• GIVEN INFORMATION:
----

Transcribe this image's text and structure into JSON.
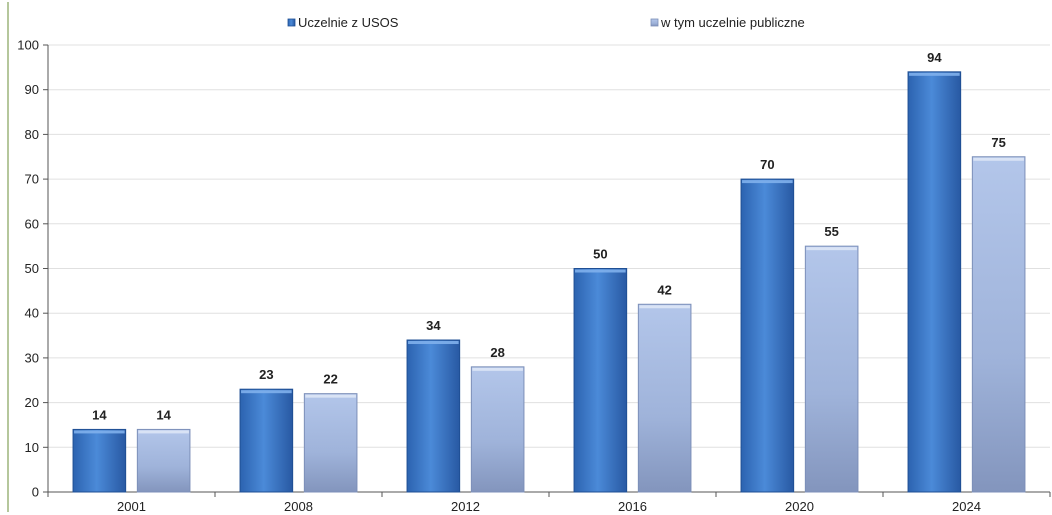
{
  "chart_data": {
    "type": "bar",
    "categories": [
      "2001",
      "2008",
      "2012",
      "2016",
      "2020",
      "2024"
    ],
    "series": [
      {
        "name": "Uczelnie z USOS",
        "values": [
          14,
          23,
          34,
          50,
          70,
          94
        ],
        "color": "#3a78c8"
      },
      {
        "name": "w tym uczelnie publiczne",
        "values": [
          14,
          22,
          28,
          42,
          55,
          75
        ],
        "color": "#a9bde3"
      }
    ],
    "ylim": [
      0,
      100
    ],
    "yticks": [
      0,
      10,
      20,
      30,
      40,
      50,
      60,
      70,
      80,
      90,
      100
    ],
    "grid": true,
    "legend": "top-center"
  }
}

----

• SHORT TASK:
The data above should be repeated exactly, minus any pictures.

• WRITTEN RESPONSE:
Transcribe this image's text and structure into JSON.
{
  "chart_data": {
    "type": "bar",
    "categories": [
      "2001",
      "2008",
      "2012",
      "2016",
      "2020",
      "2024"
    ],
    "series": [
      {
        "name": "Uczelnie z USOS",
        "values": [
          14,
          23,
          34,
          50,
          70,
          94
        ],
        "color": "#3a78c8"
      },
      {
        "name": "w tym uczelnie publiczne",
        "values": [
          14,
          22,
          28,
          42,
          55,
          75
        ],
        "color": "#a9bde3"
      }
    ],
    "ylim": [
      0,
      100
    ],
    "yticks": [
      0,
      10,
      20,
      30,
      40,
      50,
      60,
      70,
      80,
      90,
      100
    ],
    "grid": true,
    "legend": "top-center"
  }
}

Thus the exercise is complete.